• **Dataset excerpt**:
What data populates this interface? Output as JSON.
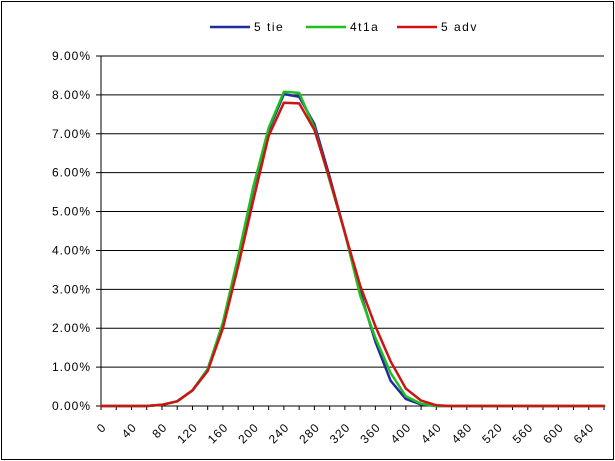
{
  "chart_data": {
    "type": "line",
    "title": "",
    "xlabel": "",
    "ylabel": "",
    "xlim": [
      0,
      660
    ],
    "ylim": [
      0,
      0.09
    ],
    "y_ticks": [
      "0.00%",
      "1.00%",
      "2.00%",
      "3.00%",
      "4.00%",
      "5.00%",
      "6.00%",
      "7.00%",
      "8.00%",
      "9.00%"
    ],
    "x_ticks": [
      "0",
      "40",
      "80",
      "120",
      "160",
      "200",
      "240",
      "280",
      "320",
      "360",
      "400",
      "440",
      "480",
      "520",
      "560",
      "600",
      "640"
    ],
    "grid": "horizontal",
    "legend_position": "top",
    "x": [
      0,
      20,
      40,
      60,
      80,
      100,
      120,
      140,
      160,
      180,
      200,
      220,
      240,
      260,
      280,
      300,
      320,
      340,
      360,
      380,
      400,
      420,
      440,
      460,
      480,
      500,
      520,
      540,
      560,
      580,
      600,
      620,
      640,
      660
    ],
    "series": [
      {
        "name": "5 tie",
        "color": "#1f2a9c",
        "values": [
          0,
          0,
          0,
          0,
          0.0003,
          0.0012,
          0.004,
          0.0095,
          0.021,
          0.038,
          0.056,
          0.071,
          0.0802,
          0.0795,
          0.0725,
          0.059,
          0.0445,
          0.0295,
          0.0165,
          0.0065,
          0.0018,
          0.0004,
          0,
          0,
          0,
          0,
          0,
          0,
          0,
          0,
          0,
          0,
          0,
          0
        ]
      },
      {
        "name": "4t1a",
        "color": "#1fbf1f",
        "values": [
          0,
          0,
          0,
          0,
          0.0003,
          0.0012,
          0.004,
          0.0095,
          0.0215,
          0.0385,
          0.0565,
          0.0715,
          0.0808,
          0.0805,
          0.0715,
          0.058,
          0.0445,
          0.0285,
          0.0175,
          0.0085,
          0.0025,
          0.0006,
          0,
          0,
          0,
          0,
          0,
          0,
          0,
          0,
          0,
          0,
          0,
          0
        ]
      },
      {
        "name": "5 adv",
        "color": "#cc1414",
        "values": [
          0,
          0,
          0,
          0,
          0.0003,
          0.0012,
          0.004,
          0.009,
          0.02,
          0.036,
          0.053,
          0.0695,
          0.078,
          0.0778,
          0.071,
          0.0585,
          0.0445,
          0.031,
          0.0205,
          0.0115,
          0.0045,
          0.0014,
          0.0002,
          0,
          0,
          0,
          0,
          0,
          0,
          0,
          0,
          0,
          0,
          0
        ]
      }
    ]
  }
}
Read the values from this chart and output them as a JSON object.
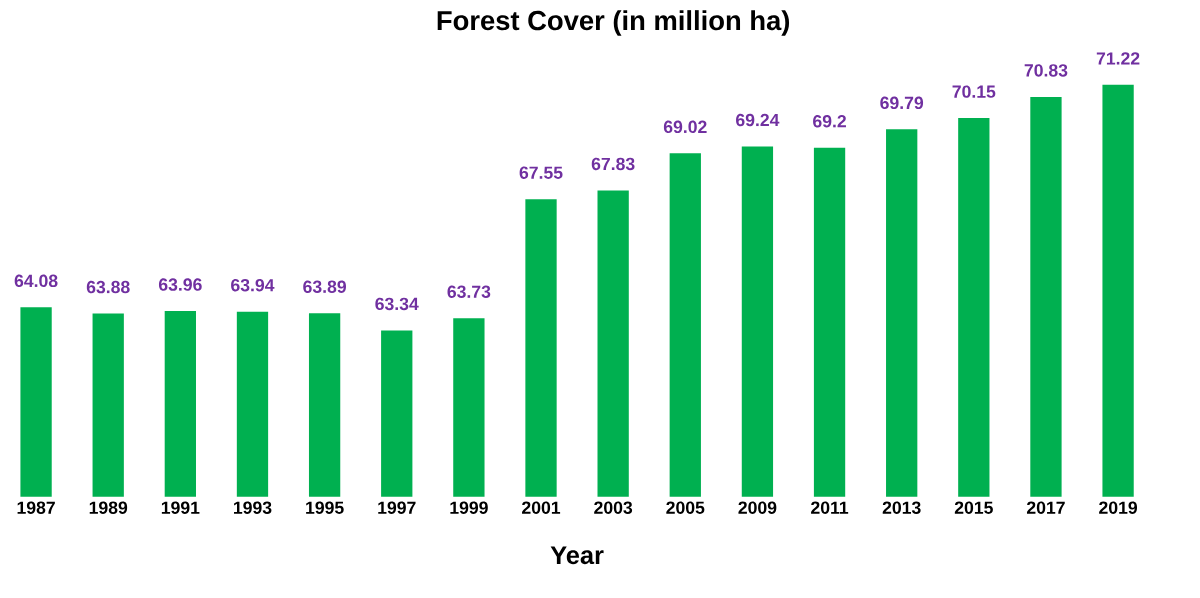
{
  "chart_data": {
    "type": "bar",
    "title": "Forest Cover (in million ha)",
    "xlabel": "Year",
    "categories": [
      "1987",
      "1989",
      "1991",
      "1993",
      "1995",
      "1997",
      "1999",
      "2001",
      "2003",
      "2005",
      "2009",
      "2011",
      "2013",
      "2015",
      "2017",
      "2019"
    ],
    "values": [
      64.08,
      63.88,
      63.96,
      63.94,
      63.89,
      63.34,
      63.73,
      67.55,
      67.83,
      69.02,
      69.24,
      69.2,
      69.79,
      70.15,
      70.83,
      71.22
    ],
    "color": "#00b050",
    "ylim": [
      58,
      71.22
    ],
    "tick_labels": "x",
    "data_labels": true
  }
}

• **GOAL**:
Pull out every line of the records that includes the string "JSON".

• **TASK ANSWER**:
What data populates this interface? Output as JSON.
Read the values from this chart and output them as a JSON object.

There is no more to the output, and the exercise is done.